====== Entries shown ======

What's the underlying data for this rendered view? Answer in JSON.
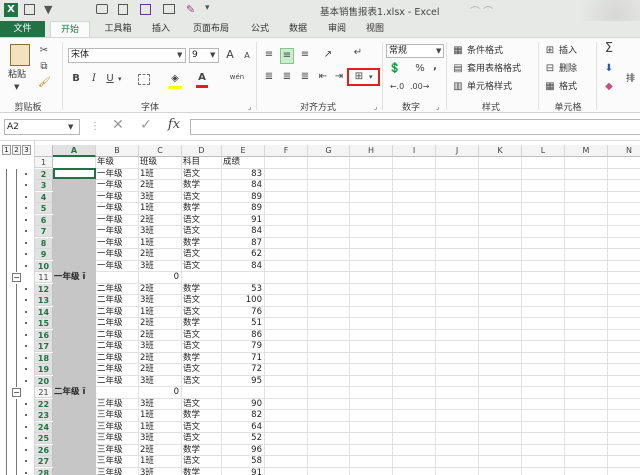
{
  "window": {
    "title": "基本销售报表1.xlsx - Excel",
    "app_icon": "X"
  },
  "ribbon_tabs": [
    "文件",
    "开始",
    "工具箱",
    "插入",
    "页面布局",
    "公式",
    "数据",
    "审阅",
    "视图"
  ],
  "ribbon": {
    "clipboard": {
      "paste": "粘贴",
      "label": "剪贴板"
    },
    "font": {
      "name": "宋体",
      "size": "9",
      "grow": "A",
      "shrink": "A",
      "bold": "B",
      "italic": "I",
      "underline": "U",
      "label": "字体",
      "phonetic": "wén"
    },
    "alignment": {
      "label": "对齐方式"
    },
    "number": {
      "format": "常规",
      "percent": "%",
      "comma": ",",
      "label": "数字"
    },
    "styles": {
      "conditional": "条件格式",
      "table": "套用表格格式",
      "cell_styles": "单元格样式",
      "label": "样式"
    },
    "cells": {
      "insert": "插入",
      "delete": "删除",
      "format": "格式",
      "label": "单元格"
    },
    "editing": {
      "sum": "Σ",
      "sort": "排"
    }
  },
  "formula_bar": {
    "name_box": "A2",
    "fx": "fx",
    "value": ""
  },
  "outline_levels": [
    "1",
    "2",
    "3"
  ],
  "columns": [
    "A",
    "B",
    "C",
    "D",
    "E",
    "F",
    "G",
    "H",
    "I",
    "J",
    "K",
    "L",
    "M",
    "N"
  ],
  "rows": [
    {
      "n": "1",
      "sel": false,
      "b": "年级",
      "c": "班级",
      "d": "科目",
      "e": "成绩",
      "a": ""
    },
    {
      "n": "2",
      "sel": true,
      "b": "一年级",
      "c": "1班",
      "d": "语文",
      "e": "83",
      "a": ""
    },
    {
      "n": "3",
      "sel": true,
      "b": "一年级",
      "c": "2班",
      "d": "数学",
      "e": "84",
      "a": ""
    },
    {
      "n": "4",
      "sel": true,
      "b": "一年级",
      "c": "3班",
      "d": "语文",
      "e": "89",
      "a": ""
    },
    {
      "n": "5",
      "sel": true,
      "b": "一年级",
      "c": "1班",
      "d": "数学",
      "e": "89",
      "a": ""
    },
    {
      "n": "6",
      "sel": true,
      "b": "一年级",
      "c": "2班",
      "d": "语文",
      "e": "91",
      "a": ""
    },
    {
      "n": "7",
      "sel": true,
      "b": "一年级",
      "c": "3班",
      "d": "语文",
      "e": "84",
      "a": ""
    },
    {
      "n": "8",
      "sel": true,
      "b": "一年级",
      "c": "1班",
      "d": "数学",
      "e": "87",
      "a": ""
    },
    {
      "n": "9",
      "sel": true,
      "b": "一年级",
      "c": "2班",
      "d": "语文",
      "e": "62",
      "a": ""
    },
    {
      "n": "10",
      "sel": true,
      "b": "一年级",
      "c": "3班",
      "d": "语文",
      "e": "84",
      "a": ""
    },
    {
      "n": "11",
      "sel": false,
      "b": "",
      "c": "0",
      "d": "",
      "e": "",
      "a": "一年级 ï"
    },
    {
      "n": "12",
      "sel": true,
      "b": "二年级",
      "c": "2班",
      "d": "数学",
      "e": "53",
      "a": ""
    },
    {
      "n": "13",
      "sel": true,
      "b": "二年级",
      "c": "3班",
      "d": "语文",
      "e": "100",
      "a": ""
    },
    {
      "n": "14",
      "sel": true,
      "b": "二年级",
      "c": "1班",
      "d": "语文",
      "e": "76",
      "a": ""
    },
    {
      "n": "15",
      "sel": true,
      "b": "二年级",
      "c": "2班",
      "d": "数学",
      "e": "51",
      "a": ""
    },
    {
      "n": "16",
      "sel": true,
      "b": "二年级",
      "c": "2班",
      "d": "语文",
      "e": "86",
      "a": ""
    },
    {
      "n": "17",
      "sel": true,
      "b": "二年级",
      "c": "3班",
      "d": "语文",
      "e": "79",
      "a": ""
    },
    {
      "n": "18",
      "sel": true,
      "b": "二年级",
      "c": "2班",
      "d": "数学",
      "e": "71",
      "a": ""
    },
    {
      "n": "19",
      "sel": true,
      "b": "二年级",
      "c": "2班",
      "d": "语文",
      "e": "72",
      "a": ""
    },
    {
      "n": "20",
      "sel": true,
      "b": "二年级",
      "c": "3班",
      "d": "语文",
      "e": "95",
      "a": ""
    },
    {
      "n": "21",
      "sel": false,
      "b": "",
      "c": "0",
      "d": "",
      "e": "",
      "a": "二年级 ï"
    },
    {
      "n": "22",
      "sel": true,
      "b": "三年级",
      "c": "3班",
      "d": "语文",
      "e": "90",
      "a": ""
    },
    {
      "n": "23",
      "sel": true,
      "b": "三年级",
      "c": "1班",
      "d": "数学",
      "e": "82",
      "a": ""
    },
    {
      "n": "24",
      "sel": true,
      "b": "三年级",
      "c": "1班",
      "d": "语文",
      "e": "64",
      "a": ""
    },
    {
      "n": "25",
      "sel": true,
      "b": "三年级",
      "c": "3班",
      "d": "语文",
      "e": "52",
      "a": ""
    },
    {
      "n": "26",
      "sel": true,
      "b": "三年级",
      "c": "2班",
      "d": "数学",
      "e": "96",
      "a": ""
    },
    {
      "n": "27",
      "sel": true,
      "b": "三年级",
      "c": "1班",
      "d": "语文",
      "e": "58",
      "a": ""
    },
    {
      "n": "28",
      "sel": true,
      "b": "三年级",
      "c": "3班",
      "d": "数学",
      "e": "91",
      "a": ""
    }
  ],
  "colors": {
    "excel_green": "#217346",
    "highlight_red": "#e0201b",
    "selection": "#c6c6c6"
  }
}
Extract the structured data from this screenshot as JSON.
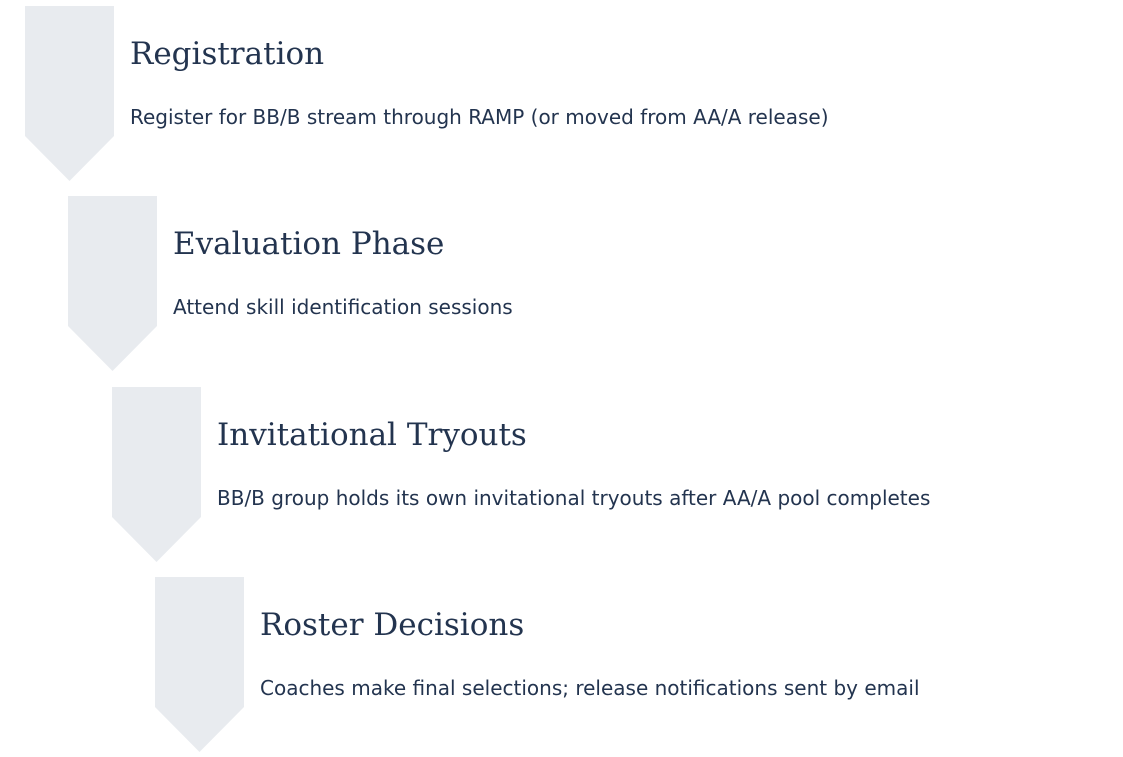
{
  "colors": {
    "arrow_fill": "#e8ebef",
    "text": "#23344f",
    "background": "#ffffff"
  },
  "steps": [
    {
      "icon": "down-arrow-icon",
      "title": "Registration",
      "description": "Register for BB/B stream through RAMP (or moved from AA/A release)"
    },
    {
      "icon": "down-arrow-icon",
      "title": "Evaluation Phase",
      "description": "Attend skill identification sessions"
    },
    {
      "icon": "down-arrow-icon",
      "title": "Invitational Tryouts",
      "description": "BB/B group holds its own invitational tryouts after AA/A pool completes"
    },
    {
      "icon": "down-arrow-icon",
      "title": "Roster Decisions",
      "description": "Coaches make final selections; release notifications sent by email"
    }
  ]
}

======
====== Entries shown ======

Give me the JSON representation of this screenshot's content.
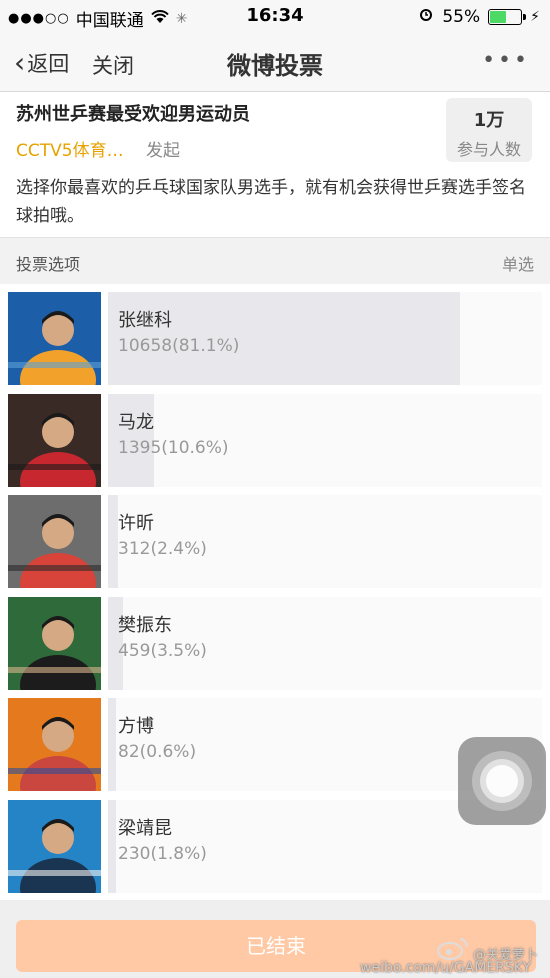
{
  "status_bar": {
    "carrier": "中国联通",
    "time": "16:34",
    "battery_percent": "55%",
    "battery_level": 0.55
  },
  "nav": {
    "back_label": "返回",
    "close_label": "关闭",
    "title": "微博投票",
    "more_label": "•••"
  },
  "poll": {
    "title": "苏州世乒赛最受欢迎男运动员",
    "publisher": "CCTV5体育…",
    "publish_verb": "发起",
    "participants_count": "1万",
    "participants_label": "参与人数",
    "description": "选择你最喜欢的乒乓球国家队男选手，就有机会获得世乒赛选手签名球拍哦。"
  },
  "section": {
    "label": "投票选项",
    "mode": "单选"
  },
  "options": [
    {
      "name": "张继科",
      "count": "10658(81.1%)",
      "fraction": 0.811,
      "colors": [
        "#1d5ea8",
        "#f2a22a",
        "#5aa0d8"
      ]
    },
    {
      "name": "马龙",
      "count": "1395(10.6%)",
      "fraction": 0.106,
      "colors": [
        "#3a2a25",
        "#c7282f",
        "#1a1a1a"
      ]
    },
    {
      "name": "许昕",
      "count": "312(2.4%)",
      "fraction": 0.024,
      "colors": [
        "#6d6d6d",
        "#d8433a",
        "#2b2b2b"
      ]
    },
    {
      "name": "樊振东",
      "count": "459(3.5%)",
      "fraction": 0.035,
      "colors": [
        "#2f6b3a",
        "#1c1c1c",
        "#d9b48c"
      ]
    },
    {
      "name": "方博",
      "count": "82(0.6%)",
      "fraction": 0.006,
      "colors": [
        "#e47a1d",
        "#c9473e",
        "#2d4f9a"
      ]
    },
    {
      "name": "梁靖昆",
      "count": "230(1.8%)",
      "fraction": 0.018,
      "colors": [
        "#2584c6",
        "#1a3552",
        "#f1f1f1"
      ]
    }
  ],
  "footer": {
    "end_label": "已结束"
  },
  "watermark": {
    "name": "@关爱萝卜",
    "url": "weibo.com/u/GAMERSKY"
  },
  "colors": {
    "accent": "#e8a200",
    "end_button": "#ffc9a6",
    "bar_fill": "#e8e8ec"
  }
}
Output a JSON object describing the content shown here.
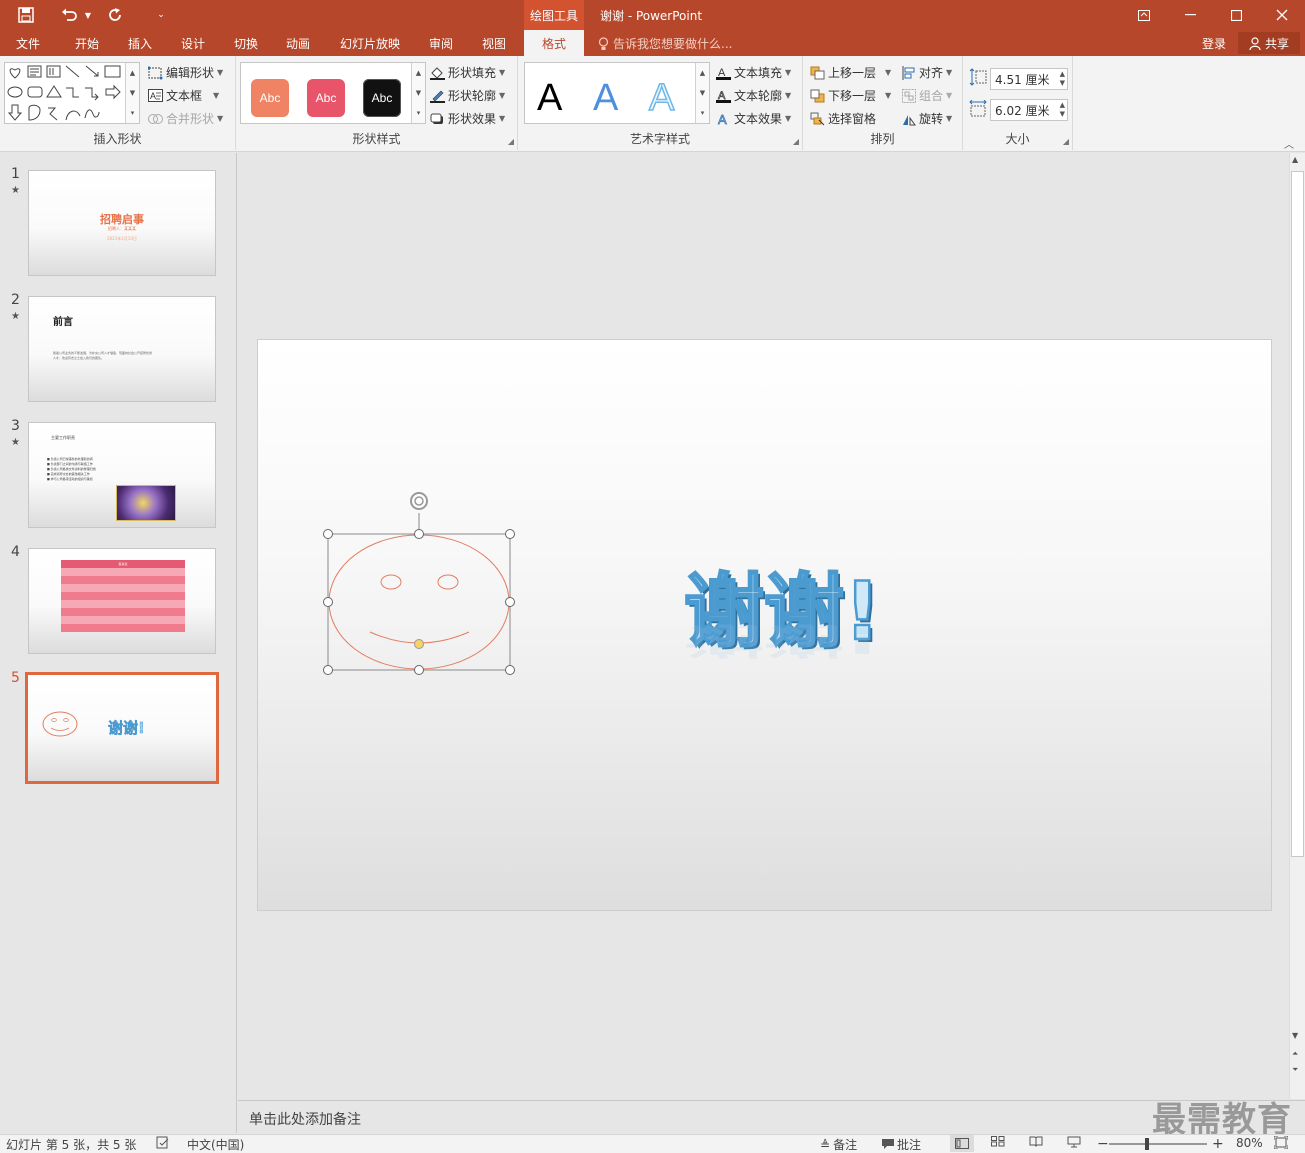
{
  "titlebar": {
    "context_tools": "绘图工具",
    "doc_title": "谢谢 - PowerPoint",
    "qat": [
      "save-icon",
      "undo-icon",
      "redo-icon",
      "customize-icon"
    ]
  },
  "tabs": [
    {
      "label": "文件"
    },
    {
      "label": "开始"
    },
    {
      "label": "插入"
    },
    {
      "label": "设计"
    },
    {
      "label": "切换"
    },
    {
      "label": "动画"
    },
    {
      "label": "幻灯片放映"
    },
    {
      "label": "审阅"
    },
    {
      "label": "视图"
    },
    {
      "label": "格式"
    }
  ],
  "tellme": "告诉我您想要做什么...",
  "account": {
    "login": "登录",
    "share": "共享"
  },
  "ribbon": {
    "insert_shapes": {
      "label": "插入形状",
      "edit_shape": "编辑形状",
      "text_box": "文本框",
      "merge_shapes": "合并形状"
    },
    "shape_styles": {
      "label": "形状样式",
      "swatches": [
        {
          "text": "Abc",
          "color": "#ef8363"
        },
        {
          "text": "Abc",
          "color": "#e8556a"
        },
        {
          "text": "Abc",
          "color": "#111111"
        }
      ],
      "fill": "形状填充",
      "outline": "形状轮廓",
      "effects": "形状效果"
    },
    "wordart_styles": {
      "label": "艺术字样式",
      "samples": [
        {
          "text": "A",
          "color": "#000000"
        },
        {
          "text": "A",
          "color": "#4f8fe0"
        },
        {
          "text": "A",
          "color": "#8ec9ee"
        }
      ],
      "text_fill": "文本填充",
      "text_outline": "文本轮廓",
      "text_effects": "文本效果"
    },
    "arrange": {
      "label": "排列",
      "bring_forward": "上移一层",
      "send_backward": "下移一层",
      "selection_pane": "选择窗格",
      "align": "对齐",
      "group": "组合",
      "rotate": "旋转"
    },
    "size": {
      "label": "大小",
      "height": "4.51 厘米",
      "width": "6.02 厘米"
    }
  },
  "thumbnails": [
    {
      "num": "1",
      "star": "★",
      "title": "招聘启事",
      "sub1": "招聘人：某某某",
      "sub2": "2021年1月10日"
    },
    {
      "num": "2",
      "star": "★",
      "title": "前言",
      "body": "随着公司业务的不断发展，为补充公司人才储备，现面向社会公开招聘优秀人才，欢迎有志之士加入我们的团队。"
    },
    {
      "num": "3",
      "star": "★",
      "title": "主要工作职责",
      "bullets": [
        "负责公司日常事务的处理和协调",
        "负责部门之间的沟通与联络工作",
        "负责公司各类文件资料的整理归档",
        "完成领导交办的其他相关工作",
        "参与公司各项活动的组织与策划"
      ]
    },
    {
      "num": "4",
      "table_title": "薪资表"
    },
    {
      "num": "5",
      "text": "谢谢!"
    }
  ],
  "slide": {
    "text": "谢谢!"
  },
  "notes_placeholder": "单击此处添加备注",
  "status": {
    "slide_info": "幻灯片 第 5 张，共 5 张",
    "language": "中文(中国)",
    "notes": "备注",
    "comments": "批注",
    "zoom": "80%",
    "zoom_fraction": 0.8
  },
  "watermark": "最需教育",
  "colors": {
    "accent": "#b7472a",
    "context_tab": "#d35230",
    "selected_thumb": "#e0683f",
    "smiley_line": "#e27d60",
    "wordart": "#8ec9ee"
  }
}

======

Task details: Pull every line containing "content" from the material above.

Exercise answer:
Give me the JSON representation of this screenshot's content.
Output a JSON object describing the content shown here.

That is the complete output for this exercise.